**REQUEST**. Can you transcribe the data exactly? Leave the pictures out.

**RECORDS TO USE**.

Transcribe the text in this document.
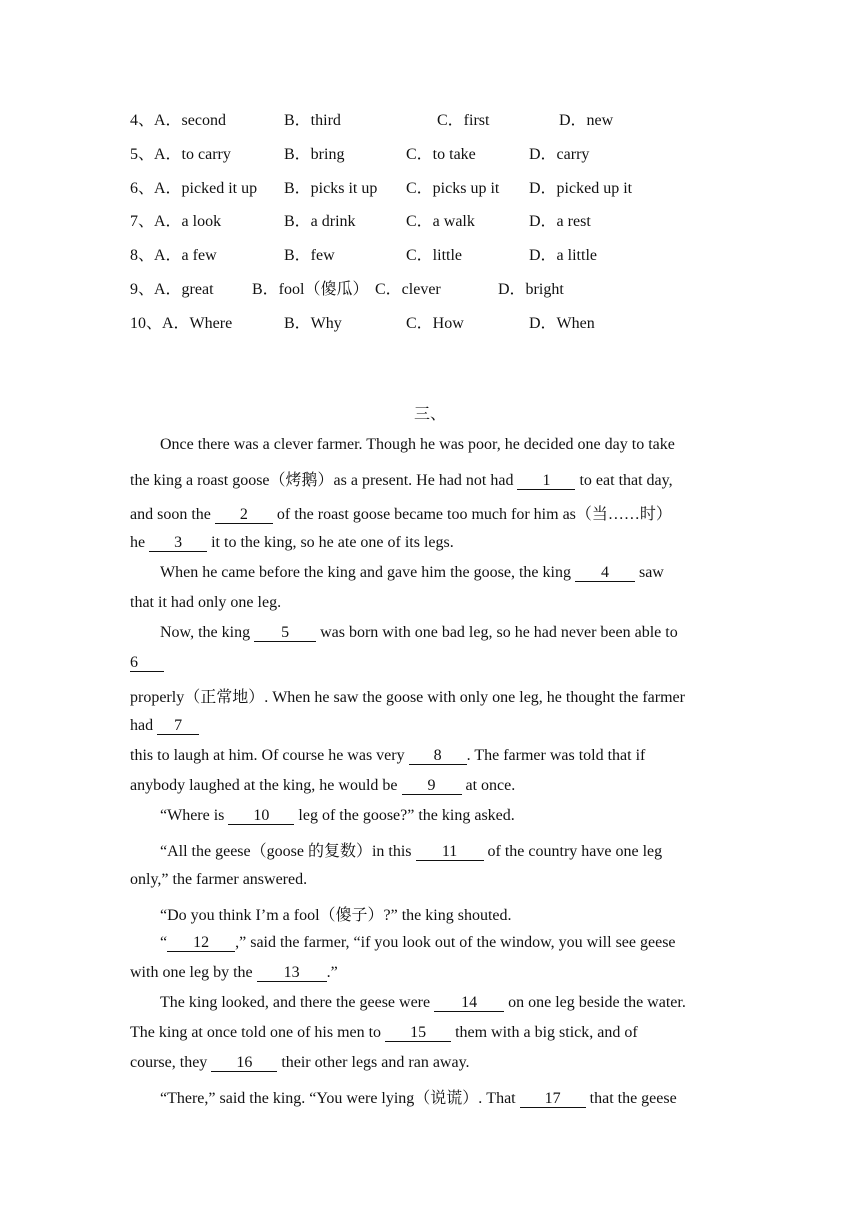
4、A．second	B．third	C．first	D．new
5、A．to carry	B．bring	C．to take	D．carry
6、A．picked it up B．picks it up C．picks up it D．picked up it
7、A．a look	B．a drink	C．a walk	D．a rest
8、A．a few	B．few	C．little	D．a little
9、A．great B．fool（傻瓜） C．clever	D．bright
10、A．Where	B．Why	C．How	D．When
三、
Once there was a clever farmer. Though he was poor, he decided one day to take
the king a roast goose（烤鹅）as a present. He had not had 1 to eat that day,
and soon the 2 of the roast goose became too much for him as（当……时）
he 3 it to the king, so he ate one of its legs.
When he came before the king and gave him the goose, the king 4 saw
that it had only one leg.
Now, the king 5 was born with one bad leg, so he had never been able to
6
properly（正常地）. When he saw the goose with only one leg, he thought the farmer
had 7
this to laugh at him. Of course he was very 8 . The farmer was told that if
anybody laughed at the king, he would be 9 at once.
“Where is 10 leg of the goose?” the king asked.
“All the geese（goose 的复数）in this 11 of the country have one leg
only,” the farmer answered.
“Do you think I’m a fool（傻子）?” the king shouted.
“ 12 ,” said the farmer, “if you look out of the window, you will see geese
with one leg by the 13 .”
The king looked, and there the geese were 14 on one leg beside the water.
The king at once told one of his men to 15 them with a big stick, and of
course, they 16 their other legs and ran away.
“There,” said the king. “You were lying（说谎）. That 17 that the geese
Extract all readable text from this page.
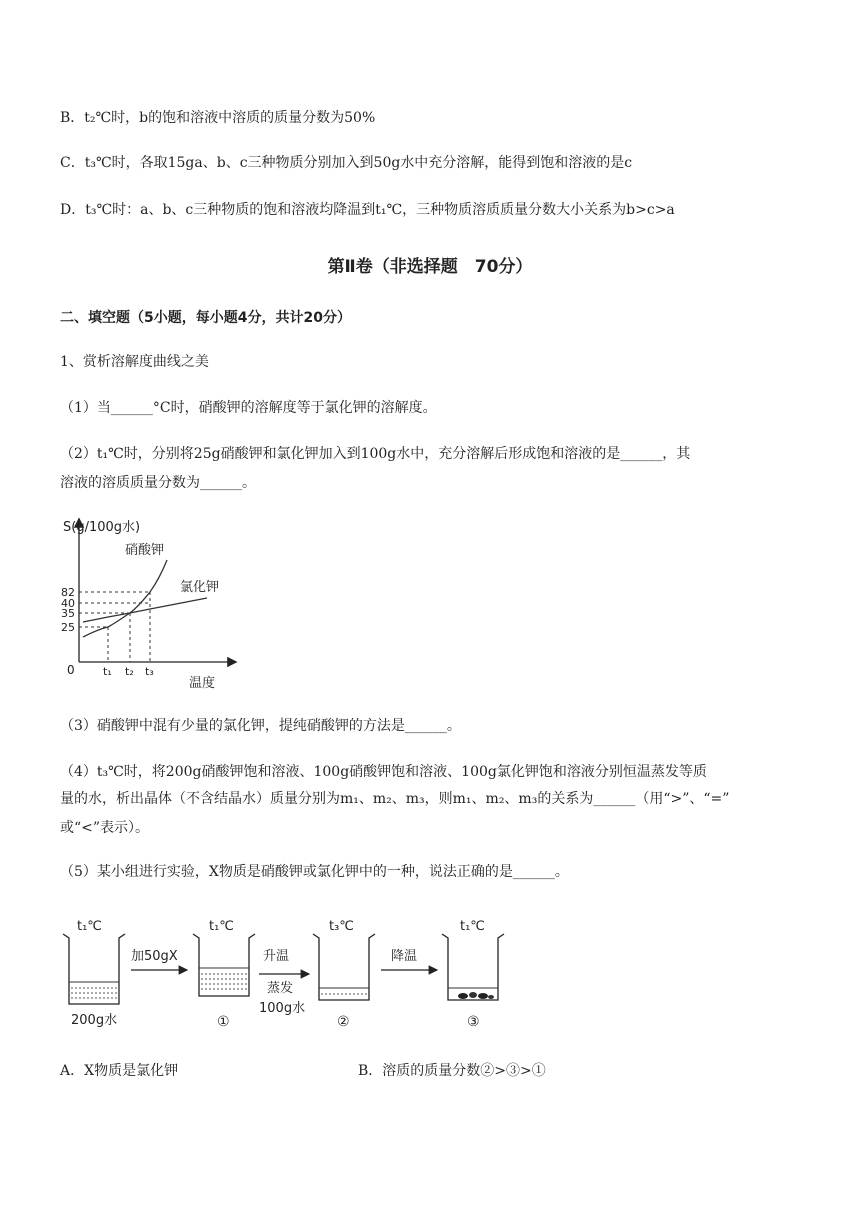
B．t₂℃时，b的饱和溶液中溶质的质量分数为50%
C．t₃℃时，各取15ga、b、c三种物质分别加入到50g水中充分溶解，能得到饱和溶液的是c
D．t₃℃时：a、b、c三种物质的饱和溶液均降温到t₁℃，三种物质溶质质量分数大小关系为b>c>a
第Ⅱ卷（非选择题　70分）
二、填空题（5小题，每小题4分，共计20分）
1、赏析溶解度曲线之美
（1）当______°C时，硝酸钾的溶解度等于氯化钾的溶解度。
（2）t₁℃时，分别将25g硝酸钾和氯化钾加入到100g水中，充分溶解后形成饱和溶液的是______，其
溶液的溶质质量分数为______。
S(g/100g水)
硝酸钾
氯化钾
82
40
35
25
0	t₁ t₂ t₃
温度
（3）硝酸钾中混有少量的氯化钾，提纯硝酸钾的方法是______。
（4）t₃℃时，将200g硝酸钾饱和溶液、100g硝酸钾饱和溶液、100g氯化钾饱和溶液分别恒温蒸发等质
量的水，析出晶体（不含结晶水）质量分别为m₁、m₂、m₃，则m₁、m₂、m₃的关系为______（用“>”、“=”
或“<”表示）。
（5）某小组进行实验，X物质是硝酸钾或氯化钾中的一种，说法正确的是______。
t₁℃	t₁℃	t₃℃	t₁℃
加50gX	升温
蒸发
100g水
降温
200g水	①	②	③
A．X物质是氯化钾	B．溶质的质量分数②>③>①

**EXPECTED ANSWER**.
Transcribe the text in this document.
4、A．second	B．third	C．first	D．new
5、A．to carry	B．bring	C．to take	D．carry
6、A．picked it up B．picks it up C．picks up it D．picked up it
7、A．a look	B．a drink	C．a walk	D．a rest
8、A．a few	B．few	C．little	D．a little
9、A．great B．fool（傻瓜） C．clever	D．bright
10、A．Where	B．Why	C．How	D．When
三、
Once there was a clever farmer. Though he was poor, he decided one day to take
the king a roast goose（烤鹅）as a present. He had not had 1 to eat that day,
and soon the 2 of the roast goose became too much for him as（当……时）
he 3 it to the king, so he ate one of its legs.
When he came before the king and gave him the goose, the king 4 saw
that it had only one leg.
Now, the king 5 was born with one bad leg, so he had never been able to
6
properly（正常地）. When he saw the goose with only one leg, he thought the farmer
had 7
this to laugh at him. Of course he was very 8 . The farmer was told that if
anybody laughed at the king, he would be 9 at once.
“Where is 10 leg of the goose?” the king asked.
“All the geese（goose 的复数）in this 11 of the country have one leg
only,” the farmer answered.
“Do you think I’m a fool（傻子）?” the king shouted.
“ 12 ,” said the farmer, “if you look out of the window, you will see geese
with one leg by the 13 .”
The king looked, and there the geese were 14 on one leg beside the water.
The king at once told one of his men to 15 them with a big stick, and of
course, they 16 their other legs and ran away.
“There,” said the king. “You were lying（说谎）. That 17 that the geese
Extract all readable text from this page.
B．t₂℃时，b的饱和溶液中溶质的质量分数为50%
C．t₃℃时，各取15ga、b、c三种物质分别加入到50g水中充分溶解，能得到饱和溶液的是c
D．t₃℃时：a、b、c三种物质的饱和溶液均降温到t₁℃，三种物质溶质质量分数大小关系为b>c>a
第Ⅱ卷（非选择题　70分）
二、填空题（5小题，每小题4分，共计20分）
1、赏析溶解度曲线之美
（1）当______°C时，硝酸钾的溶解度等于氯化钾的溶解度。
（2）t₁℃时，分别将25g硝酸钾和氯化钾加入到100g水中，充分溶解后形成饱和溶液的是______，其
溶液的溶质质量分数为______。
S(g/100g水)
硝酸钾
氯化钾
82
40
35
25
0	t₁ t₂ t₃
温度
（3）硝酸钾中混有少量的氯化钾，提纯硝酸钾的方法是______。
（4）t₃℃时，将200g硝酸钾饱和溶液、100g硝酸钾饱和溶液、100g氯化钾饱和溶液分别恒温蒸发等质
量的水，析出晶体（不含结晶水）质量分别为m₁、m₂、m₃，则m₁、m₂、m₃的关系为______（用“>”、“=”
或“<”表示）。
（5）某小组进行实验，X物质是硝酸钾或氯化钾中的一种，说法正确的是______。
t₁℃	t₁℃	t₃℃	t₁℃
加50gX	升温
蒸发
100g水
降温
200g水	①	②	③
A．X物质是氯化钾	B．溶质的质量分数②>③>①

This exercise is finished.